Text excerpt -
PARP-1 Modulates Amyloid Beta Peptide-Induced Neuronal Damage

Amyloid beta peptide (Aβ) causes neurodegeneration by several mechanisms including oxidative stress, which is known to induce DNA damage with the consequent activation of poly (ADP-ribose) polymerase (PARP-1). To elucidate the role of PARP-1 in the neurodegenerative process, SH-SY5Y neuroblastoma cells were treated with Aβ(25–35) fragment in the presence or absence of MC2050, a new PARP-1 inhibitor. Aβ(25–35) induces an enhancement of PARP activity which is prevented by cell pre-treatment with MC2050. These data were confirmed by measuring PARP-1 activity in CHO cells transfected with amylod precursor protein and in vivo in brains specimens of TgCRND8 transgenic mice overproducing the amyloid peptide. Following Aβ(25–35) exposure a significant increase in intracellular ROS was observed. These data were supported by the finding that Aβ(25–35) induces DNA damage which in turn activates PARP-1. Challenge with Aβ(25–35) is also able to activate NF-kB via PARP-1, as demonstrated by NF-kB impairment upon MC2050 treatment. Moreover, Aβ(25–35) via PARP-1 induces a significant increase in the p53 protein level and a parallel decrease in the anti-apoptotic Bcl-2 protein. These overall data support the hypothesis of PARP-1 involvment in cellular responses induced by Aβ and hence a possible rationale for the implication of PARP-1 in neurodegeneration is discussed.

Recorded data -

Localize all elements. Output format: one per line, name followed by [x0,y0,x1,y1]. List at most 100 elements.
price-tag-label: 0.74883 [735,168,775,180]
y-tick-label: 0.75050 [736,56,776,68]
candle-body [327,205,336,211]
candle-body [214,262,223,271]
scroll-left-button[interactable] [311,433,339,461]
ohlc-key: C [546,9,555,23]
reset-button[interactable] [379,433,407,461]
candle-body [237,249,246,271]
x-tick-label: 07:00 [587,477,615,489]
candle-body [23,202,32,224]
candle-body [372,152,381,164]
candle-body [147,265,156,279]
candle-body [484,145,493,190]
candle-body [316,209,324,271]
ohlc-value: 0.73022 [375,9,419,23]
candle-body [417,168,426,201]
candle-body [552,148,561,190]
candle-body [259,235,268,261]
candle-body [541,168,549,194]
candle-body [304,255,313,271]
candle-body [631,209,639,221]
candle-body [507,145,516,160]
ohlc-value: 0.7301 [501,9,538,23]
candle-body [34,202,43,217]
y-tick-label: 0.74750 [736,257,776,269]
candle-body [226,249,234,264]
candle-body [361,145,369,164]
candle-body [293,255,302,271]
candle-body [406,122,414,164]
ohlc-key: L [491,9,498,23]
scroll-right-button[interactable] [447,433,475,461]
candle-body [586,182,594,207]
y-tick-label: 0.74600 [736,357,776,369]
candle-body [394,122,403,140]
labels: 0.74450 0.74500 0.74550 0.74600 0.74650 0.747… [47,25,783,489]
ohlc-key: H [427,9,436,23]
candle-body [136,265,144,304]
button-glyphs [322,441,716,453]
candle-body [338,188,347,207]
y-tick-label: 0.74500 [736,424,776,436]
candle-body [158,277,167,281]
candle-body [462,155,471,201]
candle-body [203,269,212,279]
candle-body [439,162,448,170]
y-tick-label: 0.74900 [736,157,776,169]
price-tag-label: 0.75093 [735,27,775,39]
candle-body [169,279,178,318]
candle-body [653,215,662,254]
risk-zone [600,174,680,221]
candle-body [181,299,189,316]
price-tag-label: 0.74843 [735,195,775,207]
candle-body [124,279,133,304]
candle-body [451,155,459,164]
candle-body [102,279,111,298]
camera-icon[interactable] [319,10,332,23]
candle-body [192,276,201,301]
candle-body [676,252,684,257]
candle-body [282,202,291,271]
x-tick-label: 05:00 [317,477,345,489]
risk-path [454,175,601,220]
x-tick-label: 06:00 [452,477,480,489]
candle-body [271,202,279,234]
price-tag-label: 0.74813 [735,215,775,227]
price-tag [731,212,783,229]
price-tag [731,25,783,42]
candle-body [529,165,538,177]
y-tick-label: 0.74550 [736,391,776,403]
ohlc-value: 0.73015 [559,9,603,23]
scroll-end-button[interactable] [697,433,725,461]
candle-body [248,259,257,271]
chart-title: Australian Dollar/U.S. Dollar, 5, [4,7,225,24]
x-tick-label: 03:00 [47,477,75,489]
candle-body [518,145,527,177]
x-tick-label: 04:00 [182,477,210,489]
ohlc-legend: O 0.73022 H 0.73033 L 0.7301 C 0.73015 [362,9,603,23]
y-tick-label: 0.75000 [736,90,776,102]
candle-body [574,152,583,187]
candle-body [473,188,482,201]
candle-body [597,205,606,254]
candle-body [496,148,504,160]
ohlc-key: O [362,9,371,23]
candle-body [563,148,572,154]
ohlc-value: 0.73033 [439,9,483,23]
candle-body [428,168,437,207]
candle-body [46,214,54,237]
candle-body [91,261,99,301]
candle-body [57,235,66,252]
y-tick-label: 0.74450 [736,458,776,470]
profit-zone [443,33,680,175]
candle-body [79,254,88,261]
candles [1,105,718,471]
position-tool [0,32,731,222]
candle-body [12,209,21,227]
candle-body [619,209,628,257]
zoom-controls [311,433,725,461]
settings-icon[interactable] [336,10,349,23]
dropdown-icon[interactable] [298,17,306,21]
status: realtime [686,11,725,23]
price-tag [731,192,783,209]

Your instructions - From the PARP-1 abstract, list every effect it attributes to Aβ(25–35) exposure.

Answer area -
- Enhancement of PARP activity
- A significant increase in intracellular ROS
- DNA damage, which in turn activates PARP-1
- Activation of NF-kB via PARP-1
- A significant increase in the p53 protein level
- A decrease in the anti-apoptotic Bcl-2 protein